**WORK INSTRUCTIONS**
1/ In the article about the Altadena retaining wall, what is the maximum penalty for each oak tree removed?
2/ Reproduce the passage of the Altadena retaining wall article between "While Moninder acknowledges" and "from their home.", inclusive.

**DOCUMENT**
▼

Altadena Residents to County: Tear Down This Wall!

A retaining wall illegally built in the Rubio Cañon stream bed still stands as the rainy season approaches. The County says it must be torn down by Monday unless the owner can demonstrate how to keep it from impacting neighbors

By Justin Chapman, Altadena Patch, 10/26/2010

More than a month after the county issued a stop-work order to two Altadena residents for building a 10-foot retaining wall in the Rubio Cañon streambed, the wall and all the tools used to build it remain.
With rainy season approaching, angry residents are saying the wall's location could alter the flow of water and debris, producing safety hazards in the neighborhood.  They also claim that two oak trees were cut down, a loss of a valuable natural resource.
"I believe we should prosecute these people," said Mark Goldschmidt, chairman of Altadena Heritage. "Heavy rains could come through and move 40,000 feet of sediment and change the whole topography. This is right by urban interface and definitely has wildlife value. It really is a theft of land from the people, especially the oak trees."
The wall was constructed on the property of Moninder and Ruchi Birdi, but its construction was illegal, as it was in a protected streambed.  The construction allegedly also took out two large oak trees, a crime punishable by up to $20,000 per tree.
While Moninder acknowledges there may be problems with the wall, he denies that any trees were cut down.
"I want them to show me where these oak trees were that I supposedly removed, or I am going to sue them for defamation," said Moninder. "My wife and I are tree lovers. That's why we live there. I'm not building or expanding anything, I just want to protect my property and my family."
He said the reason he wanted the wall built in the first place is because boulders fall down into the canyon and cause damage to his property. The Birdis also said they have had regular encounters with a large bear, and they believe the wall can block it from their home.
The stream, located just north of where Rubio Cañon Road turns into East Loma Alta Drive, is what's called a blue-line stream. It has certain legal standing, and even if you own the property, as the Birdis do, you cannot do work on it. Essentially it is undevelopable land.
Before the stop-work order was issued, the Birdis claim they were unaware that they needed permits to build the wall on their property.

▲

**LISTING**
▼

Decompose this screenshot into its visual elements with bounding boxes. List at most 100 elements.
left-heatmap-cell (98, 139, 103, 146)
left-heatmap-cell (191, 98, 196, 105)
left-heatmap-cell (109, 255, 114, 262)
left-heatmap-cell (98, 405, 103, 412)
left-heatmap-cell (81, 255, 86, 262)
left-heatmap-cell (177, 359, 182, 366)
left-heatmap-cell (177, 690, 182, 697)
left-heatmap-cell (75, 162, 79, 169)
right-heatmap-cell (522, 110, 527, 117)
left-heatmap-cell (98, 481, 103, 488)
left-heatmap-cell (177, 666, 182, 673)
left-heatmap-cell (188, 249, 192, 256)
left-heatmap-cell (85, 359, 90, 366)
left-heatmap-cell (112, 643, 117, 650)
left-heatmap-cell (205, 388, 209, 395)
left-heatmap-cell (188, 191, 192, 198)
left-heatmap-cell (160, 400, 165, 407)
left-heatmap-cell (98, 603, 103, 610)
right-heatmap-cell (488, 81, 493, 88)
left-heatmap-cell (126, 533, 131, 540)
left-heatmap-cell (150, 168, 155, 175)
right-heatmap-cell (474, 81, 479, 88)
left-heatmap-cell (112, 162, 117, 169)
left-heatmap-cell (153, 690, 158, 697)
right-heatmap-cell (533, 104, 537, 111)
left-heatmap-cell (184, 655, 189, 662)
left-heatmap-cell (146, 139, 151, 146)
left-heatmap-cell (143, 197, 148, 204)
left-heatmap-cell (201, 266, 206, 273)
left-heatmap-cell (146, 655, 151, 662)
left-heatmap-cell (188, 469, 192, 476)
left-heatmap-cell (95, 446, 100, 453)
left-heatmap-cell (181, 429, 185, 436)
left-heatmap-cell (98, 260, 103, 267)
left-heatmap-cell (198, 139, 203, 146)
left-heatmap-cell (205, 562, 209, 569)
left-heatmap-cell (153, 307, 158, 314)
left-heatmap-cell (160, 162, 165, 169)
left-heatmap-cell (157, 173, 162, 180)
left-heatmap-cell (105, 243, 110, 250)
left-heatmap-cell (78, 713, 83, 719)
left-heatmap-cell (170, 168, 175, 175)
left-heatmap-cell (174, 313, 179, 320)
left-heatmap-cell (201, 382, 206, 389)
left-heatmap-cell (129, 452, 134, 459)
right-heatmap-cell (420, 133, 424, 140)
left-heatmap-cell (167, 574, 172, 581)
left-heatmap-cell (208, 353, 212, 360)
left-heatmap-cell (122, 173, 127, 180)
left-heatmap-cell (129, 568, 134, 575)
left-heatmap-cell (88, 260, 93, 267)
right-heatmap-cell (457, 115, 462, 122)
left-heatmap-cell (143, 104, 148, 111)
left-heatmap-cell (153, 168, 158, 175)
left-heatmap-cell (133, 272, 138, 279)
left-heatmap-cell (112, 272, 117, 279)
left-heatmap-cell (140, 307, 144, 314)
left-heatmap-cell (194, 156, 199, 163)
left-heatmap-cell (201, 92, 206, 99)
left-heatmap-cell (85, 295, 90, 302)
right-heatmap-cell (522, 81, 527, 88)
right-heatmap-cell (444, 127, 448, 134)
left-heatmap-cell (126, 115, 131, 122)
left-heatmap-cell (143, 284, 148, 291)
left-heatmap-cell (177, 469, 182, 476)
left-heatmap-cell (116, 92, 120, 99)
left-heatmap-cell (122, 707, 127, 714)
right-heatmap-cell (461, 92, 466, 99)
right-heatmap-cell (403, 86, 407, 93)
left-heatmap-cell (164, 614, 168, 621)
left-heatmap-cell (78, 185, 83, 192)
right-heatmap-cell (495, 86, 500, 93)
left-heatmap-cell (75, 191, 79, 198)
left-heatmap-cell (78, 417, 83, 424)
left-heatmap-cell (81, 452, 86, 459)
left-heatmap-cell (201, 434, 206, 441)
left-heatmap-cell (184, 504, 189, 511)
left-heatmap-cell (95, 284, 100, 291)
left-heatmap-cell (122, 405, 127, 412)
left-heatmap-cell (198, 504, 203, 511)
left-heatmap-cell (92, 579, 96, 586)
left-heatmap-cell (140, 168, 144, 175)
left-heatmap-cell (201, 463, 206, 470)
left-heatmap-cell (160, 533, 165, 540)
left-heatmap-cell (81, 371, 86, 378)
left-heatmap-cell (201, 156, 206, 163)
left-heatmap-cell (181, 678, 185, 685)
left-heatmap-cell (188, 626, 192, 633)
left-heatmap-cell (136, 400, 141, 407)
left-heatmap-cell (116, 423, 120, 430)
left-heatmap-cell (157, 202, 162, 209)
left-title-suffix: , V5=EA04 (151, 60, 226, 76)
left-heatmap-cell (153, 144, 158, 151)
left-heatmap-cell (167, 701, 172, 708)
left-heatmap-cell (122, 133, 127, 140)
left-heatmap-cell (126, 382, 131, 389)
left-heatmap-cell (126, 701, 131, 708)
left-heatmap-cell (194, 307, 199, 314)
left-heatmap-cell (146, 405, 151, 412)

▲
▼

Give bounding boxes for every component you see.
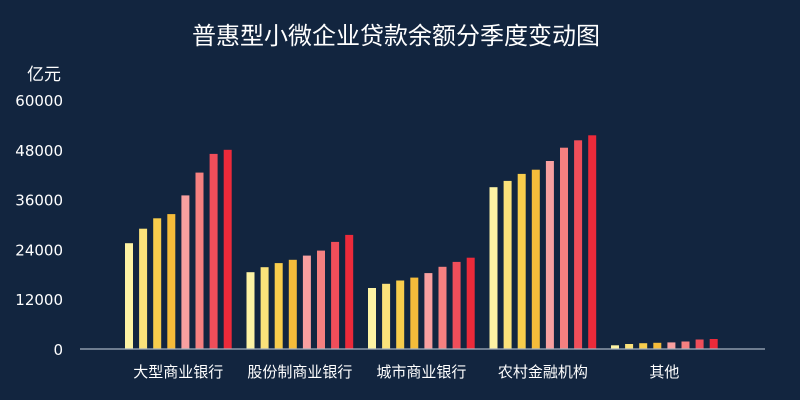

▲

**THE RESPONSES**
1/ Up to $20,000 per tree.

2/
While Moninder acknowledges there may be problems with the wall, he denies that any trees were cut down.
"I want them to show me where these oak trees were that I supposedly removed, or I am going to sue them for defamation," said Moninder. "My wife and I are tree lovers. That's why we live there. I'm not building or expanding anything, I just want to protect my property and my family."
He said the reason he wanted the wall built in the first place is because boulders fall down into the canyon and cause damage to his property. The Birdis also said they have had regular encounters with a large bear, and they believe the wall can block it from their home.